THE TASK: Scan the data below for the string "remarquable". Copy every line where it appears.

Saved data entries:
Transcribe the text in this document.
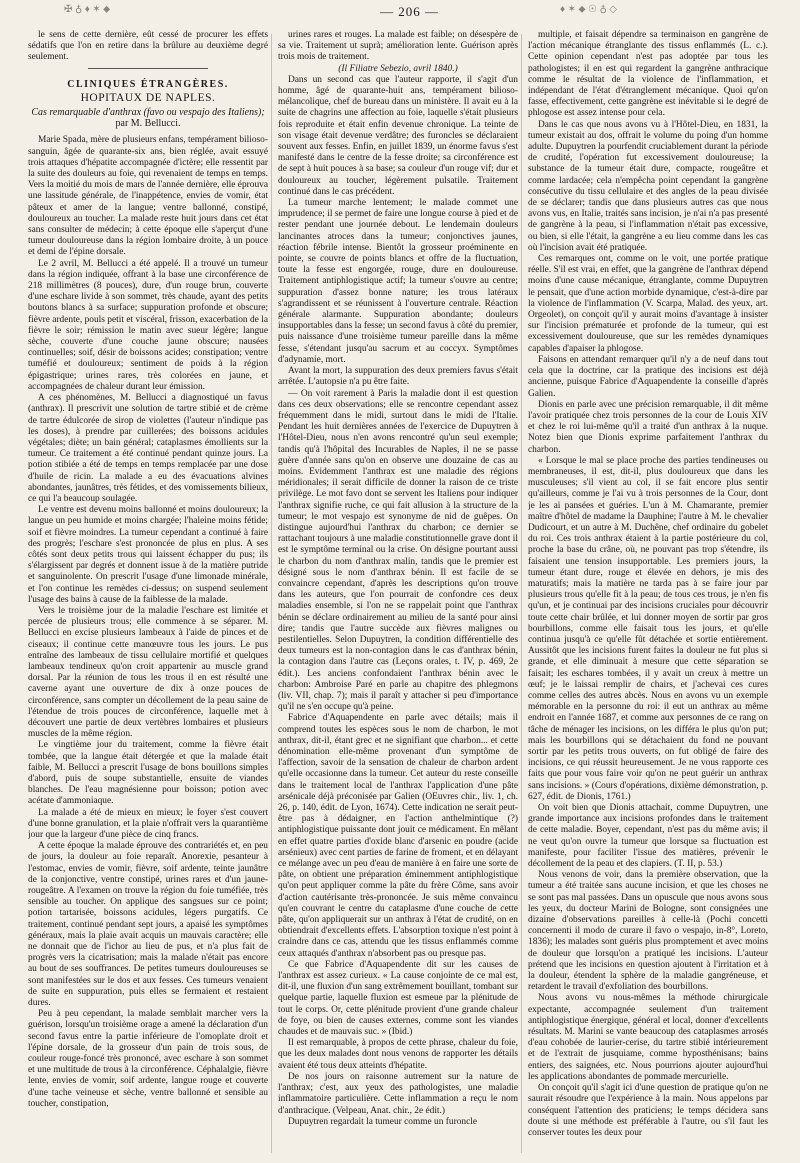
✠ ♁ ♦ ✶ ⬥	— 206 —	♦ ✶ ⬥ ☉ ♁ ◇

le sens de cette dernière, eût cessé de procurer les effets sédatifs que l'on en retire dans la brûlure au deuxième degré seulement.

CLINIQUES ÉTRANGÈRES.
HOPITAUX DE NAPLES.
Cas remarquable d'anthrax (favo ou vespajo des Italiens);
par M. Bellucci.

Marie Spada, mère de plusieurs enfans, tempérament bilioso-sanguin, âgée de quarante-six ans, bien réglée, avait essuyé trois attaques d'hépatite accompagnée d'ictère; elle ressentit par la suite des douleurs au foie, qui revenaient de temps en temps. Vers la moitié du mois de mars de l'année dernière, elle éprouva une lassitude générale, de l'inappétence, envies de vomir, état pâteux et amer de la langue; ventre ballonné, constipé, douloureux au toucher. La malade reste huit jours dans cet état sans consulter de médecin; à cette époque elle s'aperçut d'une tumeur douloureuse dans la région lombaire droite, à un pouce et demi de l'épine dorsale.

Le 2 avril, M. Bellucci a été appelé. Il a trouvé un tumeur dans la région indiquée, offrant à la base une circonférence de 218 millimètres (8 pouces), dure, d'un rouge brun, couverte d'une eschare livide à son sommet, très chaude, ayant des petits boutons blancs à sa surface; suppuration profonde et obscure; fièvre ardente, pouls petit et viscéral, frisson, exacerbation de la fièvre le soir; rémission le matin avec sueur légère; langue sèche, couverte d'une couche jaune obscure; nausées continuelles; soif, désir de boissons acides; constipation; ventre tuméfié et douloureux; sentiment de poids à la région épigastrique; urines rares, très colorées en jaune, et accompagnées de chaleur durant leur émission.

A ces phénomènes, M. Bellucci a diagnostiqué un favus (anthrax). Il prescrivit une solution de tartre stibié et de crème de tartre édulcorée de sirop de violettes (l'auteur n'indique pas les doses), à prendre par cuillerées; des boissons acidules végétales; diète; un bain général; cataplasmes émollients sur la tumeur. Ce traitement a été continué pendant quinze jours. La potion stibiée a été de temps en temps remplacée par une dose d'huile de ricin. La malade a eu des évacuations alvines abondantes, jaunâtres, très fétides, et des vomissements bilieux, ce qui l'a beaucoup soulagée.

Le ventre est devenu moins ballonné et moins douloureux; la langue un peu humide et moins chargée; l'haleine moins fétide; soif et fièvre moindres. La tumeur cependant a continué à faire des progrès; l'eschare s'est prononcée de plus en plus. A ses côtés sont deux petits trous qui laissent échapper du pus; ils s'élargissent par degrés et donnent issue à de la matière putride et sanguinolente. On prescrit l'usage d'une limonade minérale, et l'on continue les remèdes ci-dessus; on suspend seulement l'usage des bains à cause de la faiblesse de la malade.

Vers le troisième jour de la maladie l'eschare est limitée et percée de plusieurs trous; elle commence à se séparer. M. Bellucci en excise plusieurs lambeaux à l'aide de pinces et de ciseaux; il continue cette manœuvre tous les jours. Le pus entraîne des lambeaux de tissu cellulaire mortifié et quelques lambeaux tendineux qu'on croit appartenir au muscle grand dorsal. Par la réunion de tous les trous il en est résulté une caverne ayant une ouverture de dix à onze pouces de circonférence, sans compter un décollement de la peau saine de l'étendue de trois pouces de circonférence, laquelle met à découvert une partie de deux vertèbres lombaires et plusieurs muscles de la même région.

Le vingtième jour du traitement, comme la fièvre était tombée, que la langue était détergée et que la malade était faible, M. Bellucci a prescrit l'usage de bons bouillons simples d'abord, puis de soupe substantielle, ensuite de viandes blanches. De l'eau magnésienne pour boisson; potion avec acétate d'ammoniaque.

La malade a été de mieux en mieux; le foyer s'est couvert d'une bonne granulation, et la plaie n'offrait vers la quarantième jour que la largeur d'une pièce de cinq francs.

A cette époque la malade éprouve des contrariétés et, en peu de jours, la douleur au foie reparaît. Anorexie, pesanteur à l'estomac, envies de vomir, fièvre, soif ardente, teinte jaunâtre de la conjonctive, ventre constipé, urines rares et d'un jaune-rougeâtre. A l'examen on trouve la région du foie tuméfiée, très sensible au toucher. On applique des sangsues sur ce point; potion tartarisée, boissons acidules, légers purgatifs. Ce traitement, continué pendant sept jours, a apaisé les symptômes généraux, mais la plaie avait acquis un mauvais caractère; elle ne donnait que de l'ichor au lieu de pus, et n'a plus fait de progrès vers la cicatrisation; mais la malade n'était pas encore au bout de ses souffrances. De petites tumeurs douloureuses se sont manifestées sur le dos et aux fesses. Ces tumeurs venaient de suite en suppuration, puis elles se fermaient et restaient dures.

Peu à peu cependant, la malade semblait marcher vers la guérison, lorsqu'un troisième orage a amené la déclaration d'un second favus entre la partie inférieure de l'omoplate droit et l'épine dorsale, de la grosseur d'un pain de trois sous, de couleur rouge-foncé très prononcé, avec eschare à son sommet et une multitude de trous à la circonférence. Céphalalgie, fièvre lente, envies de vomir, soif ardente, langue rouge et couverte d'une tache veineuse et sèche, ventre ballonné et sensible au toucher, constipation,

urines rares et rouges. La malade est faible; on désespère de sa vie. Traitement ut suprà; amélioration lente. Guérison après trois mois de traitement.

(Il Filiatre Sebezio, avril 1840.)

Dans un second cas que l'auteur rapporte, il s'agit d'un homme, âgé de quarante-huit ans, tempérament bilioso-mélancolique, chef de bureau dans un ministère. Il avait eu à la suite de chagrins une affection au foie, laquelle s'était plusieurs fois reproduite et était enfin devenue chronique. La teinte de son visage était devenue verdâtre; des furoncles se déclaraient souvent aux fesses. Enfin, en juillet 1839, un énorme favus s'est manifesté dans le centre de la fesse droite; sa circonférence est de sept à huit pouces à sa base; sa couleur d'un rouge vif; dur et douloureux au toucher, légèrement pulsatile. Traitement continué dans le cas précédent.

La tumeur marche lentement; le malade commet une imprudence; il se permet de faire une longue course à pied et de rester pendant une journée debout. Le lendemain douleurs lancinantes atroces dans la tumeur; conjonctives jaunes, réaction fébrile intense. Bientôt la grosseur proéminente en pointe, se couvre de points blancs et offre de la fluctuation, toute la fesse est engorgée, rouge, dure en douloureuse. Traitement antiphlogistique actif; la tumeur s'ouvre au centre; suppuration d'assez bonne nature; les trous latéraux s'agrandissent et se réunissent à l'ouverture centrale. Réaction générale alarmante. Suppuration abondante; douleurs insupportables dans la fesse; un second favus à côté du premier, puis naissance d'une troisième tumeur pareille dans la même fesse, s'étendant jusqu'au sacrum et au coccyx. Symptômes d'adynamie, mort.

Avant la mort, la suppuration des deux premiers favus s'était arrêtée. L'autopsie n'a pu être faite.

— On voit rarement à Paris la maladie dont il est question dans ces deux observations; elle se rencontre cependant assez fréquemment dans le midi, surtout dans le midi de l'Italie. Pendant les huit dernières années de l'exercice de Dupuytren à l'Hôtel-Dieu, nous n'en avons rencontré qu'un seul exemple; tandis qu'à l'hôpital des Incurables de Naples, il ne se passe guère d'année sans qu'on en observe une douzaine de cas au moins. Evidemment l'anthrax est une maladie des régions méridionales; il serait difficile de donner la raison de ce triste privilège. Le mot favo dont se servent les Italiens pour indiquer l'anthrax signifie ruche, ce qui fait allusion à la structure de la tumeur; le mot vespajo est synonyme de nid de guêpes. On distingue aujourd'hui l'anthrax du charbon; ce dernier se rattachant toujours à une maladie constitutionnelle grave dont il est le symptôme terminal ou la crise. On désigne pourtant aussi le charbon du nom d'anthrax malin, tandis que le premier est désigné sous le nom d'anthrax bénin. Il est facile de se convaincre cependant, d'après les descriptions qu'on trouve dans les auteurs, que l'on pourrait de confondre ces deux maladies ensemble, si l'on ne se rappelait point que l'anthrax bénin se déclare ordinairement au milieu de la santé pour ainsi dire; tandis que l'autre succède aux fièvres malignes ou pestilentielles. Selon Dupuytren, la condition différentielle des deux tumeurs est la non-contagion dans le cas d'anthrax bénin, la contagion dans l'autre cas (Leçons orales, t. IV, p. 469, 2e édit.). Les anciens confondaient l'anthrax bénin avec le charbon: Ambroise Paré en parle au chapitre des phlegmons (liv. VII, chap. 7); mais il paraît y attacher si peu d'importance qu'il ne s'en occupe qu'à peine.

Fabrice d'Aquapendente en parle avec détails; mais il comprend toutes les espèces sous le nom de charbon, le mot anthrax, dit-il, étant grec et ne signifiant que charbon... et cette dénomination elle-même provenant d'un symptôme de l'affection, savoir de la sensation de chaleur de charbon ardent qu'elle occasionne dans la tumeur. Cet auteur du reste conseille dans le traitement local de l'anthrax l'application d'une pâte arsénicale déjà préconisée par Galien (OEuvres chir., liv. 1, ch. 26, p. 140, édit. de Lyon, 1674). Cette indication ne serait peut-être pas à dédaigner, en l'action anthelmintique (?) antiphlogistique puissante dont jouit ce médicament. En mêlant en effet quatre parties d'oxide blanc d'arsenic en poudre (acide arsénieux) avec cent parties de farine de froment, et en délayant ce mélange avec un peu d'eau de manière à en faire une sorte de pâte, on obtient une préparation éminemment antiphlogistique qu'on peut appliquer comme la pâte du frère Côme, sans avoir d'action cautérisante très-prononcée. Je suis même convaincu qu'en couvrant le centre du cataplasme d'une couche de cette pâte, qu'on appliquerait sur un anthrax à l'état de crudité, on en obtiendrait d'excellents effets. L'absorption toxique n'est point à craindre dans ce cas, attendu que les tissus enflammés comme ceux attaqués d'anthrax n'absorbent pas ou presque pas.

Ce que Fabrice d'Aquapendente dit sur les causes de l'anthrax est assez curieux. « La cause conjointe de ce mal est, dit-il, une fluxion d'un sang extrêmement bouillant, tombant sur quelque partie, laquelle fluxion est esmeue par la plénitude de tout le corps. Or, cette plénitude provient d'une grande chaleur de foye, ou bien de causes externes, comme sont les viandes chaudes et de mauvais suc. » (Ibid.)

Il est remarquable, à propos de cette phrase, chaleur du foie, que les deux malades dont nous venons de rapporter les détails avaient été tous deux atteints d'hépatite.

De nos jours on raisonne autrement sur la nature de l'anthrax; c'est, aux yeux des pathologistes, une maladie inflammatoire particulière. Cette inflammation a reçu le nom d'anthracique. (Velpeau, Anat. chir., 2e édit.)

Dupuytren regardait la tumeur comme un furoncle

multiple, et faisait dépendre sa terminaison en gangrène de l'action mécanique étranglante des tissus enflammés (L. c.). Cette opinion cependant n'est pas adoptée par tous les pathologistes; il en est qui regardent la gangrène anthracique comme le résultat de la violence de l'inflammation, et indépendant de l'état d'étranglement mécanique. Quoi qu'on fasse, effectivement, cette gangrène est inévitable si le degré de phlogose est assez intense pour cela.

Dans le cas que nous avons vu à l'Hôtel-Dieu, en 1831, la tumeur existait au dos, offrait le volume du poing d'un homme adulte. Dupuytren la pourfendit cruciablement durant la période de crudité, l'opération fut excessivement douloureuse; la substance de la tumeur était dure, compacte, rougeâtre et comme lardacée; cela n'empêcha point cependant la gangrène consécutive du tissu cellulaire et des angles de la peau divisée de se déclarer; tandis que dans plusieurs autres cas que nous avons vus, en Italie, traités sans incision, je n'ai n'a pas presenté de gangrène à la peau, si l'inflammation n'était pas excessive, ou bien, si elle l'était, la gangrène a eu lieu comme dans les cas où l'incision avait été pratiquée.

Ces remarques ont, comme on le voit, une portée pratique réelle. S'il est vrai, en effet, que la gangrène de l'anthrax dépend moins d'une cause mécanique, étranglante, comme Dupuytren le pensait, que d'une action morbide dynamique, c'est-à-dire par la violence de l'inflammation (V. Scarpa, Malad. des yeux, art. Orgeolet), on conçoit qu'il y aurait moins d'avantage à insister sur l'incision prématurée et profonde de la tumeur, qui est excessivement douloureuse, que sur les remèdes dynamiques capables d'apaiser la phlogose.

Faisons en attendant remarquer qu'il n'y a de neuf dans tout cela que la doctrine, car la pratique des incisions est déjà ancienne, puisque Fabrice d'Aquapendente la conseille d'après Galien.

Dionis en parle avec une précision remarquable, il dit même l'avoir pratiquée chez trois personnes de la cour de Louis XIV et chez le roi lui-même qu'il a traité d'un anthrax à la nuque. Notez bien que Dionis exprime parfaitement l'anthrax du charbon.

« Lorsque le mal se place proche des parties tendineuses ou membraneuses, il est, dit-il, plus douloureux que dans les musculeuses; s'il vient au col, il se fait encore plus sentir qu'ailleurs, comme je l'ai vu à trois personnes de la Cour, dont je les ai pansées et guéries. L'un à M. Chamarante, premier maître d'hôtel de madame la Dauphine; l'autre à M. le chevalier Dudicourt, et un autre à M. Duchêne, chef ordinaire du gobelet du roi. Ces trois anthrax étaient à la partie postérieure du col, proche la base du crâne, où, ne pouvant pas trop s'étendre, ils faisaient une tension insupportable. Les premiers jours, la tumeur étant dure, rouge et élevée en dehors, je mis des maturatifs; mais la matière ne tarda pas à se faire jour par plusieurs trous qu'elle fit à la peau; de tous ces trous, je n'en fis qu'un, et je continuai par des incisions cruciales pour découvrir toute cette chair brûlée, et lui donner moyen de sortir par gros bourbillons, comme elle faisait tous les jours, et qu'elle continua jusqu'à ce qu'elle fût détachée et sortie entièrement. Aussitôt que les incisions furent faites la douleur ne fut plus si grande, et elle diminuait à mesure que cette séparation se faisait; les eschares tombées, il y avait un creux à mettre un œuf; je le laissai remplir de chairs, et j'achevai ces cures comme celles des autres abcès. Nous en avons vu un exemple mémorable en la personne du roi: il eut un anthrax au même endroit en l'année 1687, et comme aux personnes de ce rang on tâche de ménager les incisions, on les différa le plus qu'on put; mais les bourbillons qui se détachaient du fond ne pouvant sortir par les petits trous ouverts, on fut obligé de faire des incisions, ce qui réussit heureusement. Je ne vous rapporte ces faits que pour vous faire voir qu'on ne peut guérir un anthrax sans incisions. » (Cours d'opérations, dixième démonstration, p. 627, édit. de Dionis, 1761.)

On voit bien que Dionis attachait, comme Dupuytren, une grande importance aux incisions profondes dans le traitement de cette maladie. Boyer, cependant, n'est pas du même avis; il ne veut qu'on ouvre la tumeur que lorsque sa fluctuation est manifeste, pour faciliter l'issue des matières, prévenir le décollement de la peau et des clapiers. (T. II, p. 53.)

Nous venons de voir, dans la première observation, que la tumeur a été traitée sans aucune incision, et que les choses ne se sont pas mal passées. Dans un opuscule que nous avons sous les yeux, du docteur Marini de Bologne, sont consignées une dizaine d'observations pareilles à celle-là (Pochi concetti concernenti il modo de curare il favo o vespajo, in-8°, Loreto, 1836); les malades sont guéris plus promptement et avec moins de douleur que lorsqu'on a pratiqué les incisions. L'auteur prétend que les incisions en question ajoutent à l'irritation et à la douleur, étendent la sphère de la maladie gangréneuse, et retardent le travail d'exfoliation des bourbillons.

Nous avons vu nous-mêmes la méthode chirurgicale expectante, accompagnée seulement d'un traitement antiphlogistique énergique, général et local, donner d'excellents résultats. M. Marini se vante beaucoup des cataplasmes arrosés d'eau cohobée de laurier-cerise, du tartre stibié intérieurement et de l'extrait de jusquiame, comme hyposthénisans; bains entiers, des saignées, etc. Nous pourrions ajouter aujourd'hui les applications abondantes de pommade mercurielle.

On conçoit qu'il s'agit ici d'une question de pratique qu'on ne saurait résoudre que l'expérience à la main. Nous appelons par conséquent l'attention des praticiens; le temps décidera sans doute si une méthode est préférable à l'autre, ou s'il faut les conserver toutes les deux pour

OUTPUT BELOW:
Cas remarquable d'anthrax (favo ou vespajo des Italiens);
Il est remarquable, à propos de cette phrase, chaleur du foie, que les deux malades dont nous venons de rapporter les détails avaient été tous deux atteints d'hépatite.
Dionis en parle avec une précision remarquable, il dit même l'avoir pratiquée chez trois personnes de la cour de Louis XIV et chez le roi lui-même qu'il a traité d'un anthrax à la nuque. Notez bien que Dionis exprime parfaitement l'anthrax du charbon.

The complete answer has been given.